YOUR INSTRUCTIONS: Every record should be written out exactly, with the pictures left out.

'''

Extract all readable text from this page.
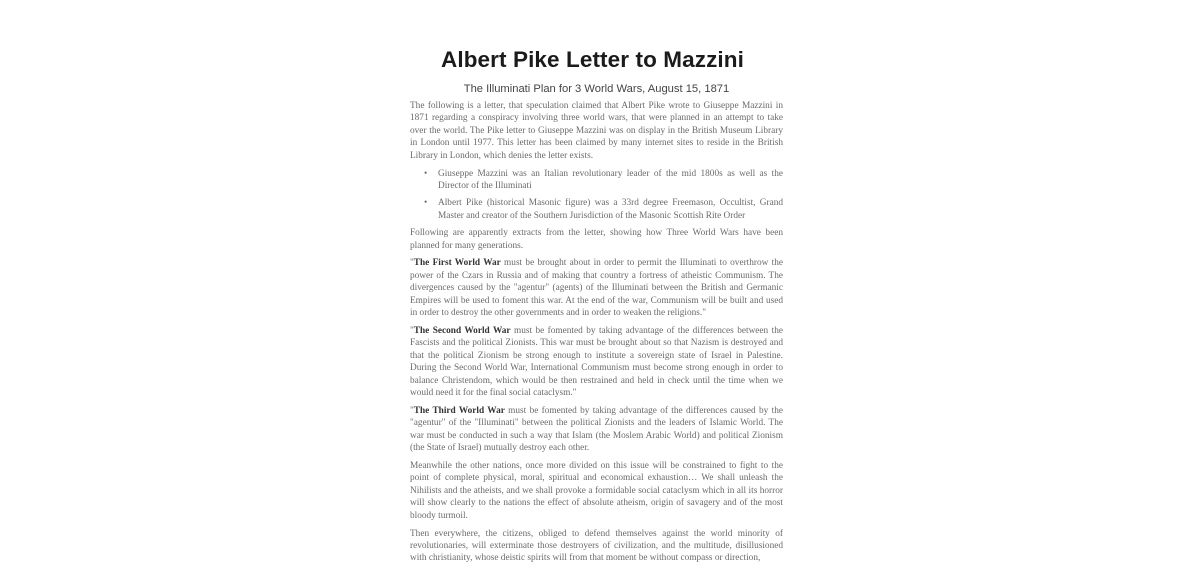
Albert Pike Letter to Mazzini
The Illuminati Plan for 3 World Wars, August 15, 1871

The following is a letter, that speculation claimed that Albert Pike wrote to Giuseppe Mazzini in 1871 regarding a conspiracy involving three world wars, that were planned in an attempt to take over the world. The Pike letter to Giuseppe Mazzini was on display in the British Museum Library in London until 1977. This letter has been claimed by many internet sites to reside in the British Library in London, which denies the letter exists.

• Giuseppe Mazzini was an Italian revolutionary leader of the mid 1800s as well as the Director of the Illuminati
• Albert Pike (historical Masonic figure) was a 33rd degree Freemason, Occultist, Grand Master and creator of the Southern Jurisdiction of the Masonic Scottish Rite Order

Following are apparently extracts from the letter, showing how Three World Wars have been planned for many generations.

"The First World War must be brought about in order to permit the Illuminati to overthrow the power of the Czars in Russia and of making that country a fortress of atheistic Communism. The divergences caused by the "agentur" (agents) of the Illuminati between the British and Germanic Empires will be used to foment this war. At the end of the war, Communism will be built and used in order to destroy the other governments and in order to weaken the religions."

"The Second World War must be fomented by taking advantage of the differences between the Fascists and the political Zionists. This war must be brought about so that Nazism is destroyed and that the political Zionism be strong enough to institute a sovereign state of Israel in Palestine. During the Second World War, International Communism must become strong enough in order to balance Christendom, which would be then restrained and held in check until the time when we would need it for the final social cataclysm."

"The Third World War must be fomented by taking advantage of the differences caused by the "agentur" of the "Illuminati" between the political Zionists and the leaders of Islamic World. The war must be conducted in such a way that Islam (the Moslem Arabic World) and political Zionism (the State of Israel) mutually destroy each other.

Meanwhile the other nations, once more divided on this issue will be constrained to fight to the point of complete physical, moral, spiritual and economical exhaustion… We shall unleash the Nihilists and the atheists, and we shall provoke a formidable social cataclysm which in all its horror will show clearly to the nations the effect of absolute atheism, origin of savagery and of the most bloody turmoil.

Then everywhere, the citizens, obliged to defend themselves against the world minority of revolutionaries, will exterminate those destroyers of civilization, and the multitude, disillusioned with christianity, whose deistic spirits will from that moment be without compass or direction,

'''

RESULT OF THIS EXERCISE:
Extract all readable text from this page.
Albert Pike Letter to Mazzini
The Illuminati Plan for 3 World Wars, August 15, 1871

The following is a letter, that speculation claimed that Albert Pike wrote to Giuseppe Mazzini in 1871 regarding a conspiracy involving three world wars, that were planned in an attempt to take over the world. The Pike letter to Giuseppe Mazzini was on display in the British Museum Library in London until 1977. This letter has been claimed by many internet sites to reside in the British Library in London, which denies the letter exists.

• Giuseppe Mazzini was an Italian revolutionary leader of the mid 1800s as well as the Director of the Illuminati
• Albert Pike (historical Masonic figure) was a 33rd degree Freemason, Occultist, Grand Master and creator of the Southern Jurisdiction of the Masonic Scottish Rite Order

Following are apparently extracts from the letter, showing how Three World Wars have been planned for many generations.

"The First World War must be brought about in order to permit the Illuminati to overthrow the power of the Czars in Russia and of making that country a fortress of atheistic Communism. The divergences caused by the "agentur" (agents) of the Illuminati between the British and Germanic Empires will be used to foment this war. At the end of the war, Communism will be built and used in order to destroy the other governments and in order to weaken the religions."

"The Second World War must be fomented by taking advantage of the differences between the Fascists and the political Zionists. This war must be brought about so that Nazism is destroyed and that the political Zionism be strong enough to institute a sovereign state of Israel in Palestine. During the Second World War, International Communism must become strong enough in order to balance Christendom, which would be then restrained and held in check until the time when we would need it for the final social cataclysm."

"The Third World War must be fomented by taking advantage of the differences caused by the "agentur" of the "Illuminati" between the political Zionists and the leaders of Islamic World. The war must be conducted in such a way that Islam (the Moslem Arabic World) and political Zionism (the State of Israel) mutually destroy each other.

Meanwhile the other nations, once more divided on this issue will be constrained to fight to the point of complete physical, moral, spiritual and economical exhaustion… We shall unleash the Nihilists and the atheists, and we shall provoke a formidable social cataclysm which in all its horror will show clearly to the nations the effect of absolute atheism, origin of savagery and of the most bloody turmoil.

Then everywhere, the citizens, obliged to defend themselves against the world minority of revolutionaries, will exterminate those destroyers of civilization, and the multitude, disillusioned with christianity, whose deistic spirits will from that moment be without compass or direction,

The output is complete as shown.